- Requirement:
Please change every "list-item" in each listing to "bullet-item" and leave all other text as it is.

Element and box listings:
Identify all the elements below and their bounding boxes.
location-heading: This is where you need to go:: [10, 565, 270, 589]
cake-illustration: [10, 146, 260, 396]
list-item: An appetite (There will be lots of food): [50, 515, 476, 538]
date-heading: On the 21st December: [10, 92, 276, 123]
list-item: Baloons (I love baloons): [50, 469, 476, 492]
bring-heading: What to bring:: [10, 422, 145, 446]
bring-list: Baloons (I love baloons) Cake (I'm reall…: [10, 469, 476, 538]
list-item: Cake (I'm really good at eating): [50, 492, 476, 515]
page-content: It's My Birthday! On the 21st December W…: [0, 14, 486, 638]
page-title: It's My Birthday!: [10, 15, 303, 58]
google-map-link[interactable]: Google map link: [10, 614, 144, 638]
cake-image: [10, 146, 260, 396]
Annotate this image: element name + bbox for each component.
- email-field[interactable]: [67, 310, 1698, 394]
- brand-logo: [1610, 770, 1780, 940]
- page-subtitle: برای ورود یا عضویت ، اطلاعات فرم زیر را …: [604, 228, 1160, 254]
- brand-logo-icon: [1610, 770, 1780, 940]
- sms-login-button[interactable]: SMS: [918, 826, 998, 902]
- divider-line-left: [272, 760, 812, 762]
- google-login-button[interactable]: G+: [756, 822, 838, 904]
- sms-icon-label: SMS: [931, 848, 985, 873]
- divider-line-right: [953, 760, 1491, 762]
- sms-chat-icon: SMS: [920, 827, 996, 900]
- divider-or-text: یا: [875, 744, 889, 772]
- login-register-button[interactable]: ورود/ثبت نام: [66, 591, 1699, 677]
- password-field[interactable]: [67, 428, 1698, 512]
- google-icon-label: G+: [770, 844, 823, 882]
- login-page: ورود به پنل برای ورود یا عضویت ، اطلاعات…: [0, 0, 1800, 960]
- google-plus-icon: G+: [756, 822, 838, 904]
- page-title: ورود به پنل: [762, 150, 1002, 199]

- Task response:
Identify all the elements below and their bounding boxes.
location-heading: This is where you need to go:: [10, 565, 270, 589]
cake-illustration: [10, 146, 260, 396]
bullet-item: An appetite (There will be lots of food): [50, 515, 476, 538]
date-heading: On the 21st December: [10, 92, 276, 123]
bullet-item: Baloons (I love baloons): [50, 469, 476, 492]
bring-heading: What to bring:: [10, 422, 145, 446]
bring-list: Baloons (I love baloons) Cake (I'm reall…: [10, 469, 476, 538]
bullet-item: Cake (I'm really good at eating): [50, 492, 476, 515]
page-content: It's My Birthday! On the 21st December W…: [0, 14, 486, 638]
page-title: It's My Birthday!: [10, 15, 303, 58]
google-map-link[interactable]: Google map link: [10, 614, 144, 638]
cake-image: [10, 146, 260, 396]
Annotate this image: element name + bbox for each component.
- email-field[interactable]: [67, 310, 1698, 394]
- brand-logo: [1610, 770, 1780, 940]
- page-subtitle: برای ورود یا عضویت ، اطلاعات فرم زیر را …: [604, 228, 1160, 254]
- brand-logo-icon: [1610, 770, 1780, 940]
- sms-login-button[interactable]: SMS: [918, 826, 998, 902]
- divider-line-left: [272, 760, 812, 762]
- google-login-button[interactable]: G+: [756, 822, 838, 904]
- sms-icon-label: SMS: [931, 848, 985, 873]
- divider-line-right: [953, 760, 1491, 762]
- sms-chat-icon: SMS: [920, 827, 996, 900]
- divider-or-text: یا: [875, 744, 889, 772]
- login-register-button[interactable]: ورود/ثبت نام: [66, 591, 1699, 677]
- password-field[interactable]: [67, 428, 1698, 512]
- google-icon-label: G+: [770, 844, 823, 882]
- login-page: ورود به پنل برای ورود یا عضویت ، اطلاعات…: [0, 0, 1800, 960]
- google-plus-icon: G+: [756, 822, 838, 904]
- page-title: ورود به پنل: [762, 150, 1002, 199]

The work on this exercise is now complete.